__Work request__
Your answer should hold each line of the material that contains the word "type".
(Beginning of Data to examine)
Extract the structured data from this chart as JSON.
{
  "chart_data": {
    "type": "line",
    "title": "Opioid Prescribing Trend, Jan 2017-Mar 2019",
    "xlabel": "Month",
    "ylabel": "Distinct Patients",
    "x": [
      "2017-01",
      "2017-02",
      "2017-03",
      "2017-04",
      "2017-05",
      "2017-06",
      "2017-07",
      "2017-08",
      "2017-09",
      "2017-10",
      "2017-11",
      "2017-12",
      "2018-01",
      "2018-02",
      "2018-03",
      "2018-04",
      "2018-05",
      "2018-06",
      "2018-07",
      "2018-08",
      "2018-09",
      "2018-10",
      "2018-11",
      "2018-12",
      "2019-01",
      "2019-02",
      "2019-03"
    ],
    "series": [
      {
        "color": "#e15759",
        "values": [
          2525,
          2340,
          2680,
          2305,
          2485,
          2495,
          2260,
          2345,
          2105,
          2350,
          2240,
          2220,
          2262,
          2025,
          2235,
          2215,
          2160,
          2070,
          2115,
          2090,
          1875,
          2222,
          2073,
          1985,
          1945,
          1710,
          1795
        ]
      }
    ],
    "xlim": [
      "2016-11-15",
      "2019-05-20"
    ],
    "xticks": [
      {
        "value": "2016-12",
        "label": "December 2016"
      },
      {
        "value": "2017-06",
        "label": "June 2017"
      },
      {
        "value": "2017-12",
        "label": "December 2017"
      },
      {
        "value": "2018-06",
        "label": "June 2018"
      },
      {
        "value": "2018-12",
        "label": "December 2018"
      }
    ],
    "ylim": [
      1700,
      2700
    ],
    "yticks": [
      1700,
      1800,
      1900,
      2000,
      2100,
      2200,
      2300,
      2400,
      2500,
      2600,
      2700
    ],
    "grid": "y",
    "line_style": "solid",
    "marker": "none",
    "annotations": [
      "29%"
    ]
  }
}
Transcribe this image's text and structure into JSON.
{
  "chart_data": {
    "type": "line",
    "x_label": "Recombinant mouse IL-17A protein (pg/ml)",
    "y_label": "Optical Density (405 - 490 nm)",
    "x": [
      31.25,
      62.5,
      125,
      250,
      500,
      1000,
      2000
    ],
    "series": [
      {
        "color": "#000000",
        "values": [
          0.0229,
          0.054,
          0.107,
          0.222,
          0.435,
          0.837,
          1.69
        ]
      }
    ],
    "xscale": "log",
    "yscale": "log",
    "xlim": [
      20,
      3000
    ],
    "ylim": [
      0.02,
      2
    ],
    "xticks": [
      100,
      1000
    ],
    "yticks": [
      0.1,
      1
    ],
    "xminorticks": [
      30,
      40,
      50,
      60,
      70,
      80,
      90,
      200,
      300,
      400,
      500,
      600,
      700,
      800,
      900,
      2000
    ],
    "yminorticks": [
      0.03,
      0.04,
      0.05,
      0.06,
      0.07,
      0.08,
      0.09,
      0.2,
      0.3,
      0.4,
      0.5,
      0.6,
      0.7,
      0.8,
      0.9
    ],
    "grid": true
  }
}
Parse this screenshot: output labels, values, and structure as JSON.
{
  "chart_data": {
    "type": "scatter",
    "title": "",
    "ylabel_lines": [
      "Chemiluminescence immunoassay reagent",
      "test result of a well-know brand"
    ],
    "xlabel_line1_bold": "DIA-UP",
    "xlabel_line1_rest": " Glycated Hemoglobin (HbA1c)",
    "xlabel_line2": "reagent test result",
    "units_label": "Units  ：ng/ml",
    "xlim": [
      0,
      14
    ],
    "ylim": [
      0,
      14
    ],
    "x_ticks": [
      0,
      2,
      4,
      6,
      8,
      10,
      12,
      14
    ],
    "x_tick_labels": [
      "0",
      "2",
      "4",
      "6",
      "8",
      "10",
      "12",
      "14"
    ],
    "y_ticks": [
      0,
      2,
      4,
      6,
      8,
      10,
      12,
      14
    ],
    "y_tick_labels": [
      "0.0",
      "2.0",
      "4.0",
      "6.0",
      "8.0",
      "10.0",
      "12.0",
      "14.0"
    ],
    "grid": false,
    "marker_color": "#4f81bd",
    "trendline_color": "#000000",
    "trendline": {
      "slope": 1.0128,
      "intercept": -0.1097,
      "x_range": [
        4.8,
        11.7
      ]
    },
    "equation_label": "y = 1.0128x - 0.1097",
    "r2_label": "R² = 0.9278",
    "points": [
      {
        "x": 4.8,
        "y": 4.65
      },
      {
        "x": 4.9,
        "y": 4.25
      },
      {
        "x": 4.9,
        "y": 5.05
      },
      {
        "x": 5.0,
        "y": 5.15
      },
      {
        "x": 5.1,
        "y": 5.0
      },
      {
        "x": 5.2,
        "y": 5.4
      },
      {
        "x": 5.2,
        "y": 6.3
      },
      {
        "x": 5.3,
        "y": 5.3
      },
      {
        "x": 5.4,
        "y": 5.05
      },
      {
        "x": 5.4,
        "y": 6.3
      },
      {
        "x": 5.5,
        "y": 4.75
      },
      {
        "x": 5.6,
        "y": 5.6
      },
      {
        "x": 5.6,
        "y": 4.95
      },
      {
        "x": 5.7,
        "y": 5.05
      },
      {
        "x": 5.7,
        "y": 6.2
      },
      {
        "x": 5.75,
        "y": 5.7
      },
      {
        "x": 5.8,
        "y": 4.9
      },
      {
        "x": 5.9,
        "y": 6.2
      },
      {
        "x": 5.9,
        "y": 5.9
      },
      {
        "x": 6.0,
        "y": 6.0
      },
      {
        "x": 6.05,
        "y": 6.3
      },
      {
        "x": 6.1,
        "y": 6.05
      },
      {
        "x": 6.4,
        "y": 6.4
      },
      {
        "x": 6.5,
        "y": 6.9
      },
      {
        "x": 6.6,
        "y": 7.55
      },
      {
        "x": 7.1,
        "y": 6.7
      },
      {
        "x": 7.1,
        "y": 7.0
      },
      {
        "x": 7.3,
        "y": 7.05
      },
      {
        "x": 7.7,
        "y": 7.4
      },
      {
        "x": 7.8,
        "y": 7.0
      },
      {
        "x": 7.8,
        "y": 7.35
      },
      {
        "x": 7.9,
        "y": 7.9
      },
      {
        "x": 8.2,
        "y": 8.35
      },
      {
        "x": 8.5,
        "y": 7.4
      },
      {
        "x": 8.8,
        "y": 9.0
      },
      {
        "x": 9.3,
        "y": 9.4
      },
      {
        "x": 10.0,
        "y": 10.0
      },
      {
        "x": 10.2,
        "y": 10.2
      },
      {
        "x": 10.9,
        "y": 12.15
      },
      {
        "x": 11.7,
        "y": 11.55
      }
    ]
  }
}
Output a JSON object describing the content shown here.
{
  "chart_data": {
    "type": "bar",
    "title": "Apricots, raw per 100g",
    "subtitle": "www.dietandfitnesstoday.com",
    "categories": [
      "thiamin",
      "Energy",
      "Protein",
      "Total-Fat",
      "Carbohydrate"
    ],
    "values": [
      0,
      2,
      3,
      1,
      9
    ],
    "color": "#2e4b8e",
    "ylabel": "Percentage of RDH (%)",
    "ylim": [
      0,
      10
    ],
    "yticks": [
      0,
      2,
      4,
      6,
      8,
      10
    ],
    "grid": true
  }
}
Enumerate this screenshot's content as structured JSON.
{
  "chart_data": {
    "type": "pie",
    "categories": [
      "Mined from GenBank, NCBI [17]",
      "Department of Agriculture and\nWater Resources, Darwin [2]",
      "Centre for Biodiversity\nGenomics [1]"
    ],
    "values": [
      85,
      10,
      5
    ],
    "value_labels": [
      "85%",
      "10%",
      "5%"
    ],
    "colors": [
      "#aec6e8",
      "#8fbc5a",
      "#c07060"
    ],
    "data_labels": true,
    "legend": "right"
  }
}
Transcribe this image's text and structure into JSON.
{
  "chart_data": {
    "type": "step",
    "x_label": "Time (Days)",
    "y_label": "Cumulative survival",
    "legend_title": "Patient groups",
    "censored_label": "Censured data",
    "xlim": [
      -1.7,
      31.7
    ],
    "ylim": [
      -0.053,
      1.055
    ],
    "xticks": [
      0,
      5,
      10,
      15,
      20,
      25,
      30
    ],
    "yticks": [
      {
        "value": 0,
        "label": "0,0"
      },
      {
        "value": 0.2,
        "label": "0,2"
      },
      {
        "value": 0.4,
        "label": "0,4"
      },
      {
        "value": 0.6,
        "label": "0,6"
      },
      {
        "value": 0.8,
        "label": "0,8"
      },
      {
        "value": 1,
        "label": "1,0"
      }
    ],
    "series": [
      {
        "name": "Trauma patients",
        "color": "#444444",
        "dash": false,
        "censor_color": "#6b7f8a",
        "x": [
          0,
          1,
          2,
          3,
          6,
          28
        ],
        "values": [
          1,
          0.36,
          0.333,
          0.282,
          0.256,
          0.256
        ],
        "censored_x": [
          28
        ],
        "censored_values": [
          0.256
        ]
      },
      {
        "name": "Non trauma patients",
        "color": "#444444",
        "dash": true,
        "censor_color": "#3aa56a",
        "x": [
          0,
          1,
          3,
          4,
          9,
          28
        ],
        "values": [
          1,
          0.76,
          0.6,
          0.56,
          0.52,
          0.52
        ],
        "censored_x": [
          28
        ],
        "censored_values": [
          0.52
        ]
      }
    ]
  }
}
(End of Data to examine)
__Result of this task__
    "type": "line",
    "type": "line",
    "type": "scatter",
    "type": "bar",
    "type": "pie",
    "type": "step",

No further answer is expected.